- Directions
Write out the listing below again, precisely as it is given.

- Records
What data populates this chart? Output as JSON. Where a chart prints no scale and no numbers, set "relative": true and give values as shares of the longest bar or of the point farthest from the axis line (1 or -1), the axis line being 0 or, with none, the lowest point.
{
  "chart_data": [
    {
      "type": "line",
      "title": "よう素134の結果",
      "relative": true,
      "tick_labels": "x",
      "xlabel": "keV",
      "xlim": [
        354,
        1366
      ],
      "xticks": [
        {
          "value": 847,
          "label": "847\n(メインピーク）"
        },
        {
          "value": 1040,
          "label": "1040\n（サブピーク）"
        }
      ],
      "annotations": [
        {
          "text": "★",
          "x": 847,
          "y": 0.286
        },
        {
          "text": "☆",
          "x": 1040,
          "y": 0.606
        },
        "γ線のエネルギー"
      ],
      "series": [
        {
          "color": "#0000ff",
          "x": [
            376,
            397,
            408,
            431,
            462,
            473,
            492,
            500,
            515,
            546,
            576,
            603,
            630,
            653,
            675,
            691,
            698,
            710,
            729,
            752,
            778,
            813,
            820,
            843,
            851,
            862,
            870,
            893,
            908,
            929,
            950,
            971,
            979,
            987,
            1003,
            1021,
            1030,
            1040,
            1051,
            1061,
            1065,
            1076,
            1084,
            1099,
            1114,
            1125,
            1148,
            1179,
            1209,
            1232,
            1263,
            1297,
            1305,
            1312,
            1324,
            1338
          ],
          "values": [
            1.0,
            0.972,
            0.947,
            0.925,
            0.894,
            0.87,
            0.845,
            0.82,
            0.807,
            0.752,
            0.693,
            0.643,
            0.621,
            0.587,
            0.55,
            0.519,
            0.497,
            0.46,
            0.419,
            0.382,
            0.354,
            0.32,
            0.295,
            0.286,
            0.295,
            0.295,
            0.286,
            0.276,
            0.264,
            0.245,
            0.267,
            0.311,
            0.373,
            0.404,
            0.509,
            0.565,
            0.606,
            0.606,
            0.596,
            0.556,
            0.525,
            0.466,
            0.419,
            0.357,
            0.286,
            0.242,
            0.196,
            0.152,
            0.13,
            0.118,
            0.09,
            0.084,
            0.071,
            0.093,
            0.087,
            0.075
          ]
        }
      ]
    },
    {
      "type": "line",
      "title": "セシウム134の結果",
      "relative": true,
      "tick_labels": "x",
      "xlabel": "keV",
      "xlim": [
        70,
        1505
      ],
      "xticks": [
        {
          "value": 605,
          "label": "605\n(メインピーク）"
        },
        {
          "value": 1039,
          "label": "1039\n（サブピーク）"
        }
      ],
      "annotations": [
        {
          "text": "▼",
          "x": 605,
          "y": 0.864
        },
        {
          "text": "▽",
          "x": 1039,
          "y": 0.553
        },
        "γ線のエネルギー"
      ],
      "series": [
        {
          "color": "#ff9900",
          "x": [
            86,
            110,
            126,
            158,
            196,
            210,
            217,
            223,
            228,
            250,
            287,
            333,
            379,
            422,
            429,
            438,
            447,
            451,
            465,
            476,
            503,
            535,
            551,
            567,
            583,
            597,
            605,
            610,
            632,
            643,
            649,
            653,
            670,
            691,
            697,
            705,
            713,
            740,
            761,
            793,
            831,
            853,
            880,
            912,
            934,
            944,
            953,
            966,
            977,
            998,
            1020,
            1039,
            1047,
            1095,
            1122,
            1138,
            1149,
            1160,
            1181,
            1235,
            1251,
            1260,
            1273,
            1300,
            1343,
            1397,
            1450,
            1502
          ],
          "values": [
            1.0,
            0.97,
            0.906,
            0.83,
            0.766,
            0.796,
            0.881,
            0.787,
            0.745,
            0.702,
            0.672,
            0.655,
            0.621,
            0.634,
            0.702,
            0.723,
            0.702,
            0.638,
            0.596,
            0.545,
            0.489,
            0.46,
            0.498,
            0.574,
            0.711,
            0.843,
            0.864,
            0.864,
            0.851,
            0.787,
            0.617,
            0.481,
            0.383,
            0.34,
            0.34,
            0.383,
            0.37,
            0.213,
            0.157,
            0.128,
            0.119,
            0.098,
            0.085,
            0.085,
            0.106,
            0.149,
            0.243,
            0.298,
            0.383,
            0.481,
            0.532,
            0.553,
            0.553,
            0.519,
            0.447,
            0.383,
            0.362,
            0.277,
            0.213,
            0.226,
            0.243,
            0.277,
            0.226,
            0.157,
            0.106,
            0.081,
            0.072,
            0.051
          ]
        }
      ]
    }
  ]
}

- Right answer
What data populates this chart? Output as JSON. Where a chart prints no scale and no numbers, set "relative": true and give values as shares of the longest bar or of the point farthest from the axis line (1 or -1), the axis line being 0 or, with none, the lowest point.
{
  "chart_data": [
    {
      "type": "line",
      "title": "よう素134の結果",
      "relative": true,
      "tick_labels": "x",
      "xlabel": "keV",
      "xlim": [
        354,
        1366
      ],
      "xticks": [
        {
          "value": 847,
          "label": "847\n(メインピーク）"
        },
        {
          "value": 1040,
          "label": "1040\n（サブピーク）"
        }
      ],
      "annotations": [
        {
          "text": "★",
          "x": 847,
          "y": 0.286
        },
        {
          "text": "☆",
          "x": 1040,
          "y": 0.606
        },
        "γ線のエネルギー"
      ],
      "series": [
        {
          "color": "#0000ff",
          "x": [
            376,
            397,
            408,
            431,
            462,
            473,
            492,
            500,
            515,
            546,
            576,
            603,
            630,
            653,
            675,
            691,
            698,
            710,
            729,
            752,
            778,
            813,
            820,
            843,
            851,
            862,
            870,
            893,
            908,
            929,
            950,
            971,
            979,
            987,
            1003,
            1021,
            1030,
            1040,
            1051,
            1061,
            1065,
            1076,
            1084,
            1099,
            1114,
            1125,
            1148,
            1179,
            1209,
            1232,
            1263,
            1297,
            1305,
            1312,
            1324,
            1338
          ],
          "values": [
            1.0,
            0.972,
            0.947,
            0.925,
            0.894,
            0.87,
            0.845,
            0.82,
            0.807,
            0.752,
            0.693,
            0.643,
            0.621,
            0.587,
            0.55,
            0.519,
            0.497,
            0.46,
            0.419,
            0.382,
            0.354,
            0.32,
            0.295,
            0.286,
            0.295,
            0.295,
            0.286,
            0.276,
            0.264,
            0.245,
            0.267,
            0.311,
            0.373,
            0.404,
            0.509,
            0.565,
            0.606,
            0.606,
            0.596,
            0.556,
            0.525,
            0.466,
            0.419,
            0.357,
            0.286,
            0.242,
            0.196,
            0.152,
            0.13,
            0.118,
            0.09,
            0.084,
            0.071,
            0.093,
            0.087,
            0.075
          ]
        }
      ]
    },
    {
      "type": "line",
      "title": "セシウム134の結果",
      "relative": true,
      "tick_labels": "x",
      "xlabel": "keV",
      "xlim": [
        70,
        1505
      ],
      "xticks": [
        {
          "value": 605,
          "label": "605\n(メインピーク）"
        },
        {
          "value": 1039,
          "label": "1039\n（サブピーク）"
        }
      ],
      "annotations": [
        {
          "text": "▼",
          "x": 605,
          "y": 0.864
        },
        {
          "text": "▽",
          "x": 1039,
          "y": 0.553
        },
        "γ線のエネルギー"
      ],
      "series": [
        {
          "color": "#ff9900",
          "x": [
            86,
            110,
            126,
            158,
            196,
            210,
            217,
            223,
            228,
            250,
            287,
            333,
            379,
            422,
            429,
            438,
            447,
            451,
            465,
            476,
            503,
            535,
            551,
            567,
            583,
            597,
            605,
            610,
            632,
            643,
            649,
            653,
            670,
            691,
            697,
            705,
            713,
            740,
            761,
            793,
            831,
            853,
            880,
            912,
            934,
            944,
            953,
            966,
            977,
            998,
            1020,
            1039,
            1047,
            1095,
            1122,
            1138,
            1149,
            1160,
            1181,
            1235,
            1251,
            1260,
            1273,
            1300,
            1343,
            1397,
            1450,
            1502
          ],
          "values": [
            1.0,
            0.97,
            0.906,
            0.83,
            0.766,
            0.796,
            0.881,
            0.787,
            0.745,
            0.702,
            0.672,
            0.655,
            0.621,
            0.634,
            0.702,
            0.723,
            0.702,
            0.638,
            0.596,
            0.545,
            0.489,
            0.46,
            0.498,
            0.574,
            0.711,
            0.843,
            0.864,
            0.864,
            0.851,
            0.787,
            0.617,
            0.481,
            0.383,
            0.34,
            0.34,
            0.383,
            0.37,
            0.213,
            0.157,
            0.128,
            0.119,
            0.098,
            0.085,
            0.085,
            0.106,
            0.149,
            0.243,
            0.298,
            0.383,
            0.481,
            0.532,
            0.553,
            0.553,
            0.519,
            0.447,
            0.383,
            0.362,
            0.277,
            0.213,
            0.226,
            0.243,
            0.277,
            0.226,
            0.157,
            0.106,
            0.081,
            0.072,
            0.051
          ]
        }
      ]
    }
  ]
}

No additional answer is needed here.